▶ _What the task requires_
Repeat the material exactly, every line of it.

(Records from a collection of figures)
☆ ☆ ☆ ☆

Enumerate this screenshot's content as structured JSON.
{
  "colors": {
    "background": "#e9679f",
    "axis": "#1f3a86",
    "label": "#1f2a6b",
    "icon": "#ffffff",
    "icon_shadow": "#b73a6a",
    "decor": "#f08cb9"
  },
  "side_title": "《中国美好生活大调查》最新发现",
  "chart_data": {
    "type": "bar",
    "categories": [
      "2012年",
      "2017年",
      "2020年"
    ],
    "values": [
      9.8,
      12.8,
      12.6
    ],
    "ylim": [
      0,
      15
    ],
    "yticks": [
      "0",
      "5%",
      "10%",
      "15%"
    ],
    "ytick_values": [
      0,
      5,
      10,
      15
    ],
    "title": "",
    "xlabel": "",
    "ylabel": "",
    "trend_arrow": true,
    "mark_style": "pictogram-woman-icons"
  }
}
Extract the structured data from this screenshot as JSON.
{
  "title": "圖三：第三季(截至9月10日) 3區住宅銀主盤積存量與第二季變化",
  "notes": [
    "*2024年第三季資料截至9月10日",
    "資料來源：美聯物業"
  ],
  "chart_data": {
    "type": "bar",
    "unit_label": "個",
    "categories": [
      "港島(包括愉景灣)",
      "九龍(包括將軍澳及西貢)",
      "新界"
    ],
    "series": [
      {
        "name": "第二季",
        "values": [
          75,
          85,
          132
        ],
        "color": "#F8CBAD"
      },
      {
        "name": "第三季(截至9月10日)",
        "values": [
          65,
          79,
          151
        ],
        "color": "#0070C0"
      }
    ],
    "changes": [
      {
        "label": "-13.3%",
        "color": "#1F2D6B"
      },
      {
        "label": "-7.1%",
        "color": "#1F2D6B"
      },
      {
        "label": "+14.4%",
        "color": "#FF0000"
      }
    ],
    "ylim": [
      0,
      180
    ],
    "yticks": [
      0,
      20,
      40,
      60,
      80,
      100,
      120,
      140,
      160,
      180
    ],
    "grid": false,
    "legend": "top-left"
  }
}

☆ ☆ ☆ ☆

▶ _Written solution_
Enumerate this screenshot's content as structured JSON.
{
  "colors": {
    "background": "#e9679f",
    "axis": "#1f3a86",
    "label": "#1f2a6b",
    "icon": "#ffffff",
    "icon_shadow": "#b73a6a",
    "decor": "#f08cb9"
  },
  "side_title": "《中国美好生活大调查》最新发现",
  "chart_data": {
    "type": "bar",
    "categories": [
      "2012年",
      "2017年",
      "2020年"
    ],
    "values": [
      9.8,
      12.8,
      12.6
    ],
    "ylim": [
      0,
      15
    ],
    "yticks": [
      "0",
      "5%",
      "10%",
      "15%"
    ],
    "ytick_values": [
      0,
      5,
      10,
      15
    ],
    "title": "",
    "xlabel": "",
    "ylabel": "",
    "trend_arrow": true,
    "mark_style": "pictogram-woman-icons"
  }
}
Extract the structured data from this screenshot as JSON.
{
  "title": "圖三：第三季(截至9月10日) 3區住宅銀主盤積存量與第二季變化",
  "notes": [
    "*2024年第三季資料截至9月10日",
    "資料來源：美聯物業"
  ],
  "chart_data": {
    "type": "bar",
    "unit_label": "個",
    "categories": [
      "港島(包括愉景灣)",
      "九龍(包括將軍澳及西貢)",
      "新界"
    ],
    "series": [
      {
        "name": "第二季",
        "values": [
          75,
          85,
          132
        ],
        "color": "#F8CBAD"
      },
      {
        "name": "第三季(截至9月10日)",
        "values": [
          65,
          79,
          151
        ],
        "color": "#0070C0"
      }
    ],
    "changes": [
      {
        "label": "-13.3%",
        "color": "#1F2D6B"
      },
      {
        "label": "-7.1%",
        "color": "#1F2D6B"
      },
      {
        "label": "+14.4%",
        "color": "#FF0000"
      }
    ],
    "ylim": [
      0,
      180
    ],
    "yticks": [
      0,
      20,
      40,
      60,
      80,
      100,
      120,
      140,
      160,
      180
    ],
    "grid": false,
    "legend": "top-left"
  }
}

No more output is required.